(Data entries)
** begin **

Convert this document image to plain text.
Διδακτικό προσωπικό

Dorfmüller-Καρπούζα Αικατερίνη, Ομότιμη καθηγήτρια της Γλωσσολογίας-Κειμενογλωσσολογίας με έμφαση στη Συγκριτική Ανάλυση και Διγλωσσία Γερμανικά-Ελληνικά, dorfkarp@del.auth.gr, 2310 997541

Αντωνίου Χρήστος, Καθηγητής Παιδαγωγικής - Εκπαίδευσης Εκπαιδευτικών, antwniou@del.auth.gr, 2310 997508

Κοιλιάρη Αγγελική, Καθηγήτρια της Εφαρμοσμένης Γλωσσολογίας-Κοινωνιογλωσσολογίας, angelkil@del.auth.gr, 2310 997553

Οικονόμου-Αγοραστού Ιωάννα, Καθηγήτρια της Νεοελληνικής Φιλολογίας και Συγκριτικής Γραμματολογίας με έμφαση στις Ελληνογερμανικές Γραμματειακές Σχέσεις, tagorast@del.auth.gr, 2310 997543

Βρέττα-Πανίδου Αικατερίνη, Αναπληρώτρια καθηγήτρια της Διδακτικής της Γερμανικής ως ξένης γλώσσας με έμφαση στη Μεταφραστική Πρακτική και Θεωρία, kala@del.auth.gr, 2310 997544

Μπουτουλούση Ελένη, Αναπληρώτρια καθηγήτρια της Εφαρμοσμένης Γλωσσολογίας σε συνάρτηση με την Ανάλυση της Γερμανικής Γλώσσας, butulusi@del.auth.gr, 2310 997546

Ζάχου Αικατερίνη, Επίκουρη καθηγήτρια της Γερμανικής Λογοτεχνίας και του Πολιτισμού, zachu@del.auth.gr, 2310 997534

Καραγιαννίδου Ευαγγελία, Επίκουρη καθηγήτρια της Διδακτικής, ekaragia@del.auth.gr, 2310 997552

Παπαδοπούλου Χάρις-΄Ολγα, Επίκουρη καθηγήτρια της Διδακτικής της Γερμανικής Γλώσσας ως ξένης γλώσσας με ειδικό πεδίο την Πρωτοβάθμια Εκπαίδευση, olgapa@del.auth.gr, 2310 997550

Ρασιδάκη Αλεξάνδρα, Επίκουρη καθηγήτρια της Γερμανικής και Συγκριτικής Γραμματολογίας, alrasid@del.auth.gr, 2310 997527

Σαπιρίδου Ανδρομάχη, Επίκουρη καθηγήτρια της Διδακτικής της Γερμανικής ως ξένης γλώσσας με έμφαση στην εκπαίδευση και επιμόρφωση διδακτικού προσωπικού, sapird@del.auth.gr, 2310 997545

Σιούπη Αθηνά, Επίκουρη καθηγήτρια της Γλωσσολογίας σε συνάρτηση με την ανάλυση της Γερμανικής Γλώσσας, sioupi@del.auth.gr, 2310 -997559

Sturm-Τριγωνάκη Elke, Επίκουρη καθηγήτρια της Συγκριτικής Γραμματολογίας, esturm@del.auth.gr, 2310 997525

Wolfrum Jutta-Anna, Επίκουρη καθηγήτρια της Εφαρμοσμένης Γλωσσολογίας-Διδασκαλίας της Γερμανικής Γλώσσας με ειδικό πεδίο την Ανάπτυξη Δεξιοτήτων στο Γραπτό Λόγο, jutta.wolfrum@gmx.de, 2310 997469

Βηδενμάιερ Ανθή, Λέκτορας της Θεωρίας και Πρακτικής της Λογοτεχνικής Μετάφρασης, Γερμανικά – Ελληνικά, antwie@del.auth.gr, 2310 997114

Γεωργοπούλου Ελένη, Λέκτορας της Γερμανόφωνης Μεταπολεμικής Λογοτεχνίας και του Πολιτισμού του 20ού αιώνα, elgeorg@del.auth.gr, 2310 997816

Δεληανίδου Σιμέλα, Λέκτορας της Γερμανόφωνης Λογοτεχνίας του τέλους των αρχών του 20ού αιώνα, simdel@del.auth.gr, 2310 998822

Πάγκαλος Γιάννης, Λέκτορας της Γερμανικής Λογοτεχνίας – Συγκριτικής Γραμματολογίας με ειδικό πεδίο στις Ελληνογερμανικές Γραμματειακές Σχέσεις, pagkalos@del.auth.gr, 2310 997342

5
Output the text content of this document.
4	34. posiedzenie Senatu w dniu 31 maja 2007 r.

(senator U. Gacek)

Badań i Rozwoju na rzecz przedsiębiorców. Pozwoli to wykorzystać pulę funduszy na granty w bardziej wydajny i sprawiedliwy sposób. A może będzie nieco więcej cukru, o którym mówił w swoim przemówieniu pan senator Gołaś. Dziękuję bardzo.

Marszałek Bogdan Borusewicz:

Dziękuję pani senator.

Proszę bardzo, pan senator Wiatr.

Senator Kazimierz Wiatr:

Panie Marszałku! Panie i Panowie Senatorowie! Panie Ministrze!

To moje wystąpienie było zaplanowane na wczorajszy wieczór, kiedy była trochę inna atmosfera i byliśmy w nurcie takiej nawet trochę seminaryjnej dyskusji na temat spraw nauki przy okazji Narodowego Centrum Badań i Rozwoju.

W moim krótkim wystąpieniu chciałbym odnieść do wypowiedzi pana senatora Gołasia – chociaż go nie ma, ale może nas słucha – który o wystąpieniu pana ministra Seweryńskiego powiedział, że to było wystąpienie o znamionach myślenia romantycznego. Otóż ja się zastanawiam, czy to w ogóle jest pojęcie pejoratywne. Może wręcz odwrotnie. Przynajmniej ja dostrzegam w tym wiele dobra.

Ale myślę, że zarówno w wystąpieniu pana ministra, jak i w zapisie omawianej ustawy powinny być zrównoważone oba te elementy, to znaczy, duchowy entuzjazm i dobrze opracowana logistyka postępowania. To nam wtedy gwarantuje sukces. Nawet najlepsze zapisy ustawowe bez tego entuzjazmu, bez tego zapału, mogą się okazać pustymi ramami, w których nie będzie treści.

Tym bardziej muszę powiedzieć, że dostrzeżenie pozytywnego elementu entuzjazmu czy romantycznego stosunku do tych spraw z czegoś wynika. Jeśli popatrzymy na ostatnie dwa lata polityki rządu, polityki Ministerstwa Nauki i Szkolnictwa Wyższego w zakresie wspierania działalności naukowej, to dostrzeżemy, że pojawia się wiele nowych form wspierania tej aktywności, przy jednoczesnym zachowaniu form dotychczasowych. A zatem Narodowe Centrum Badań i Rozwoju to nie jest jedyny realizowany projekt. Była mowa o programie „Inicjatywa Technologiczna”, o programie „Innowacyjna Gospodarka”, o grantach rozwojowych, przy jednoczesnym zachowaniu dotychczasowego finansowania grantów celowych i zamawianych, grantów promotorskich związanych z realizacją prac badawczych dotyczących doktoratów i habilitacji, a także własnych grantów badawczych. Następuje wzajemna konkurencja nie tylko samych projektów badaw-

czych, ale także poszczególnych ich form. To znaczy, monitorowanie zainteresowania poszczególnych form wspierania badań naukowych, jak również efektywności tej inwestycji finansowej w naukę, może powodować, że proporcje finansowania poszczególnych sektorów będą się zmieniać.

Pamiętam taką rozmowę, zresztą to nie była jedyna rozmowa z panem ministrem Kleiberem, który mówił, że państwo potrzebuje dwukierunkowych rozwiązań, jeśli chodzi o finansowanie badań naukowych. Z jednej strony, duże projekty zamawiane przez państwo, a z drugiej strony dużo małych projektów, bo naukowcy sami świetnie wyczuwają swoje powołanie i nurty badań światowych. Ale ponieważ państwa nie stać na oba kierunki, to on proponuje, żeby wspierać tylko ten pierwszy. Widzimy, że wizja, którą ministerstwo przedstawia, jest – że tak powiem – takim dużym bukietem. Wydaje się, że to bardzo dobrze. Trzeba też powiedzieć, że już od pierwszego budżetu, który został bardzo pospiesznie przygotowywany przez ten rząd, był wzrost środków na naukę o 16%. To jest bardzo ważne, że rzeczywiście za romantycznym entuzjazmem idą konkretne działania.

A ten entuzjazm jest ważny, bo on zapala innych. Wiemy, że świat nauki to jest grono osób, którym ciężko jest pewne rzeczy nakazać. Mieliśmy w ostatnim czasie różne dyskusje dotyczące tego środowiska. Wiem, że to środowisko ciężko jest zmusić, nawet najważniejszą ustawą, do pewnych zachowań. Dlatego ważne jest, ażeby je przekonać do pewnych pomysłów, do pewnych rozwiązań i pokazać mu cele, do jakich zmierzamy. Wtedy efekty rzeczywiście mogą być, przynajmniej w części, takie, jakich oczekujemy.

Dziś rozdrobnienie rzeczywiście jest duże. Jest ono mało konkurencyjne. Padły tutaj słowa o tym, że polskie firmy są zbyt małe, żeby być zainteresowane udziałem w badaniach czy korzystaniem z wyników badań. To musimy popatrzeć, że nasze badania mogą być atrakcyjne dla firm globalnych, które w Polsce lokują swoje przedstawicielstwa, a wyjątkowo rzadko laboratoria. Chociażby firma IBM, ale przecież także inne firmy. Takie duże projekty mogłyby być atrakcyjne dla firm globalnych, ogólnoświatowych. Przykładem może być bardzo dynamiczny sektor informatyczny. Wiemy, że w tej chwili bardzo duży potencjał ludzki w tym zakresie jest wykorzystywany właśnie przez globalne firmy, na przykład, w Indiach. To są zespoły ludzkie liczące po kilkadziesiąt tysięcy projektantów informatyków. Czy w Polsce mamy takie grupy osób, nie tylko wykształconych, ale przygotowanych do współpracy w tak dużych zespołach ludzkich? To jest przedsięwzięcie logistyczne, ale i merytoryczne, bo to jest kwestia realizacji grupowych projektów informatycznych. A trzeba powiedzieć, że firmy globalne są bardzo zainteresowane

** end **

> **Task instructions**: Filter out all lines lacking the word "Dziękuję" and copy the rest.

> **Exercise response**:
Badań i Rozwoju na rzecz przedsiębiorców. Pozwoli to wykorzystać pulę funduszy na granty w bardziej wydajny i sprawiedliwy sposób. A może będzie nieco więcej cukru, o którym mówił w swoim przemówieniu pan senator Gołaś. Dziękuję bardzo.
Dziękuję pani senator.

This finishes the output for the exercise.